EXERCISE TASK: Can all of these lines be returned exactly?

SUPPLIED INFORMATION:
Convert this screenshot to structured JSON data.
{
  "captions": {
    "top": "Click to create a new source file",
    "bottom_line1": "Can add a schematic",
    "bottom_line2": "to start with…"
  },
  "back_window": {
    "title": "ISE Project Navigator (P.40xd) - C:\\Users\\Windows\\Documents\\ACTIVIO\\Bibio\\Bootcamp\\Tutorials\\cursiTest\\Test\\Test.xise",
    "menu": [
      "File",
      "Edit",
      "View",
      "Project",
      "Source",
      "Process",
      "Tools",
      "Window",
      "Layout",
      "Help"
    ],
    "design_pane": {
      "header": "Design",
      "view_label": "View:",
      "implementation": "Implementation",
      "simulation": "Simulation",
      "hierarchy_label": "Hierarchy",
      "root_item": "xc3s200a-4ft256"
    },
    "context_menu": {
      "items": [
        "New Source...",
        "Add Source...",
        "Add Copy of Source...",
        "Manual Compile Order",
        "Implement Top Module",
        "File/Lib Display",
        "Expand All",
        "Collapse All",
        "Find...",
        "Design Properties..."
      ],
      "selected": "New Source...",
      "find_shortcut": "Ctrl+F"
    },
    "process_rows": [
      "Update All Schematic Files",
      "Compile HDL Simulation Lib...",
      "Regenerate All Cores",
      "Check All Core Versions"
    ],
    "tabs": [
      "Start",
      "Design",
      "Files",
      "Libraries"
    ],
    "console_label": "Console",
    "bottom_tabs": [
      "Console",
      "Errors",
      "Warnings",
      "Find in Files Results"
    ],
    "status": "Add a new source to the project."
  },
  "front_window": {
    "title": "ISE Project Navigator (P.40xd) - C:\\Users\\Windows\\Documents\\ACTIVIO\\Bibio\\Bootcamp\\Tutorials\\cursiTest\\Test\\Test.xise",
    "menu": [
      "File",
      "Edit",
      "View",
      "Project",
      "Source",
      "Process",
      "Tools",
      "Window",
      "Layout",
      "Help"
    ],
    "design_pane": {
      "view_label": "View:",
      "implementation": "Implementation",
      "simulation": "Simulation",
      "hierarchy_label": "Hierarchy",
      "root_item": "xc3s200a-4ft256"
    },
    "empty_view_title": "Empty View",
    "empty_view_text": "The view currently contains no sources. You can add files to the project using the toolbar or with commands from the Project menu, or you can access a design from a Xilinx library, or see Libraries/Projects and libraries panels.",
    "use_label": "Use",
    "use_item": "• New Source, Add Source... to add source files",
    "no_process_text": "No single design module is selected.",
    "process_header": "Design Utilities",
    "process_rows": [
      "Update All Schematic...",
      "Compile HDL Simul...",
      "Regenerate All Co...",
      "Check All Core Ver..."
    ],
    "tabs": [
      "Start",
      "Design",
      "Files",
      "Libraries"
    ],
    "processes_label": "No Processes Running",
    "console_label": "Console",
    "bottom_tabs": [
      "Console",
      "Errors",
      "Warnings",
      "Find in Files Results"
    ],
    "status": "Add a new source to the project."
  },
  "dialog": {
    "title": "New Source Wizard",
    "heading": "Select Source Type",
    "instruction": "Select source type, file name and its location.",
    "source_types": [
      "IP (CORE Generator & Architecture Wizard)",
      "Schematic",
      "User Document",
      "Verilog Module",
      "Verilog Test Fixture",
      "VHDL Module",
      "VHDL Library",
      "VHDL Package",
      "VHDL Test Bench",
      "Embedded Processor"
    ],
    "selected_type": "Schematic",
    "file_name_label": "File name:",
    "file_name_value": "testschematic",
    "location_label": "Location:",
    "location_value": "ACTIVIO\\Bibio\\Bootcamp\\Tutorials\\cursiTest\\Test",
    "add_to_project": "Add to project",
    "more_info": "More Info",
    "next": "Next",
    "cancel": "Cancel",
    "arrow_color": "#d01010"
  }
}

TASK RESULT:
Convert this screenshot to structured JSON data.
{
  "captions": {
    "top": "Click to create a new source file",
    "bottom_line1": "Can add a schematic",
    "bottom_line2": "to start with…"
  },
  "back_window": {
    "title": "ISE Project Navigator (P.40xd) - C:\\Users\\Windows\\Documents\\ACTIVIO\\Bibio\\Bootcamp\\Tutorials\\cursiTest\\Test\\Test.xise",
    "menu": [
      "File",
      "Edit",
      "View",
      "Project",
      "Source",
      "Process",
      "Tools",
      "Window",
      "Layout",
      "Help"
    ],
    "design_pane": {
      "header": "Design",
      "view_label": "View:",
      "implementation": "Implementation",
      "simulation": "Simulation",
      "hierarchy_label": "Hierarchy",
      "root_item": "xc3s200a-4ft256"
    },
    "context_menu": {
      "items": [
        "New Source...",
        "Add Source...",
        "Add Copy of Source...",
        "Manual Compile Order",
        "Implement Top Module",
        "File/Lib Display",
        "Expand All",
        "Collapse All",
        "Find...",
        "Design Properties..."
      ],
      "selected": "New Source...",
      "find_shortcut": "Ctrl+F"
    },
    "process_rows": [
      "Update All Schematic Files",
      "Compile HDL Simulation Lib...",
      "Regenerate All Cores",
      "Check All Core Versions"
    ],
    "tabs": [
      "Start",
      "Design",
      "Files",
      "Libraries"
    ],
    "console_label": "Console",
    "bottom_tabs": [
      "Console",
      "Errors",
      "Warnings",
      "Find in Files Results"
    ],
    "status": "Add a new source to the project."
  },
  "front_window": {
    "title": "ISE Project Navigator (P.40xd) - C:\\Users\\Windows\\Documents\\ACTIVIO\\Bibio\\Bootcamp\\Tutorials\\cursiTest\\Test\\Test.xise",
    "menu": [
      "File",
      "Edit",
      "View",
      "Project",
      "Source",
      "Process",
      "Tools",
      "Window",
      "Layout",
      "Help"
    ],
    "design_pane": {
      "view_label": "View:",
      "implementation": "Implementation",
      "simulation": "Simulation",
      "hierarchy_label": "Hierarchy",
      "root_item": "xc3s200a-4ft256"
    },
    "empty_view_title": "Empty View",
    "empty_view_text": "The view currently contains no sources. You can add files to the project using the toolbar or with commands from the Project menu, or you can access a design from a Xilinx library, or see Libraries/Projects and libraries panels.",
    "use_label": "Use",
    "use_item": "• New Source, Add Source... to add source files",
    "no_process_text": "No single design module is selected.",
    "process_header": "Design Utilities",
    "process_rows": [
      "Update All Schematic...",
      "Compile HDL Simul...",
      "Regenerate All Co...",
      "Check All Core Ver..."
    ],
    "tabs": [
      "Start",
      "Design",
      "Files",
      "Libraries"
    ],
    "processes_label": "No Processes Running",
    "console_label": "Console",
    "bottom_tabs": [
      "Console",
      "Errors",
      "Warnings",
      "Find in Files Results"
    ],
    "status": "Add a new source to the project."
  },
  "dialog": {
    "title": "New Source Wizard",
    "heading": "Select Source Type",
    "instruction": "Select source type, file name and its location.",
    "source_types": [
      "IP (CORE Generator & Architecture Wizard)",
      "Schematic",
      "User Document",
      "Verilog Module",
      "Verilog Test Fixture",
      "VHDL Module",
      "VHDL Library",
      "VHDL Package",
      "VHDL Test Bench",
      "Embedded Processor"
    ],
    "selected_type": "Schematic",
    "file_name_label": "File name:",
    "file_name_value": "testschematic",
    "location_label": "Location:",
    "location_value": "ACTIVIO\\Bibio\\Bootcamp\\Tutorials\\cursiTest\\Test",
    "add_to_project": "Add to project",
    "more_info": "More Info",
    "next": "Next",
    "cancel": "Cancel",
    "arrow_color": "#d01010"
  }
}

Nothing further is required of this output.